• **Requirements**: Make an exact copy of the entries below.

Data records
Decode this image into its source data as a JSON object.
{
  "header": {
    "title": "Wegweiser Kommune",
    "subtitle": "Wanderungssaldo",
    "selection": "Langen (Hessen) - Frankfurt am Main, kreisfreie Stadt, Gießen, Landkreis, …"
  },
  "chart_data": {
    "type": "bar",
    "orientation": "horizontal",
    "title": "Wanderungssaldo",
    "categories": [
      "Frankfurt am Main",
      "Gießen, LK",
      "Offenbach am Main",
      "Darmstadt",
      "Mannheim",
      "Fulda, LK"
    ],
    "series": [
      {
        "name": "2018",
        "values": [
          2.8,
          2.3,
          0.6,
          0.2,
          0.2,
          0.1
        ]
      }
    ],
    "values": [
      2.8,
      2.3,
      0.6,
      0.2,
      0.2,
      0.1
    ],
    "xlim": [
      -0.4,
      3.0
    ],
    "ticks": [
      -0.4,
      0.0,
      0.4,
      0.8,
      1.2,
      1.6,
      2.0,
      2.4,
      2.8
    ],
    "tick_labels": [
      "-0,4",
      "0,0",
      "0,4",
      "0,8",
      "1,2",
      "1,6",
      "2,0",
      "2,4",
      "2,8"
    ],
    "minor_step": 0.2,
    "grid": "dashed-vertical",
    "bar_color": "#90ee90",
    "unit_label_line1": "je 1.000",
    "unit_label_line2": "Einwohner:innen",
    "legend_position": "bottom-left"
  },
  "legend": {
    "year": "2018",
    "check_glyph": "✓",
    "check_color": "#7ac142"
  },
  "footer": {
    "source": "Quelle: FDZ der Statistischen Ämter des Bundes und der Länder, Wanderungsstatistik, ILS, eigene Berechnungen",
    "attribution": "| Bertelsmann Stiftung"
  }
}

• **Answer for the task**:
Decode this image into its source data as a JSON object.
{
  "header": {
    "title": "Wegweiser Kommune",
    "subtitle": "Wanderungssaldo",
    "selection": "Langen (Hessen) - Frankfurt am Main, kreisfreie Stadt, Gießen, Landkreis, …"
  },
  "chart_data": {
    "type": "bar",
    "orientation": "horizontal",
    "title": "Wanderungssaldo",
    "categories": [
      "Frankfurt am Main",
      "Gießen, LK",
      "Offenbach am Main",
      "Darmstadt",
      "Mannheim",
      "Fulda, LK"
    ],
    "series": [
      {
        "name": "2018",
        "values": [
          2.8,
          2.3,
          0.6,
          0.2,
          0.2,
          0.1
        ]
      }
    ],
    "values": [
      2.8,
      2.3,
      0.6,
      0.2,
      0.2,
      0.1
    ],
    "xlim": [
      -0.4,
      3.0
    ],
    "ticks": [
      -0.4,
      0.0,
      0.4,
      0.8,
      1.2,
      1.6,
      2.0,
      2.4,
      2.8
    ],
    "tick_labels": [
      "-0,4",
      "0,0",
      "0,4",
      "0,8",
      "1,2",
      "1,6",
      "2,0",
      "2,4",
      "2,8"
    ],
    "minor_step": 0.2,
    "grid": "dashed-vertical",
    "bar_color": "#90ee90",
    "unit_label_line1": "je 1.000",
    "unit_label_line2": "Einwohner:innen",
    "legend_position": "bottom-left"
  },
  "legend": {
    "year": "2018",
    "check_glyph": "✓",
    "check_color": "#7ac142"
  },
  "footer": {
    "source": "Quelle: FDZ der Statistischen Ämter des Bundes und der Länder, Wanderungsstatistik, ILS, eigene Berechnungen",
    "attribution": "| Bertelsmann Stiftung"
  }
}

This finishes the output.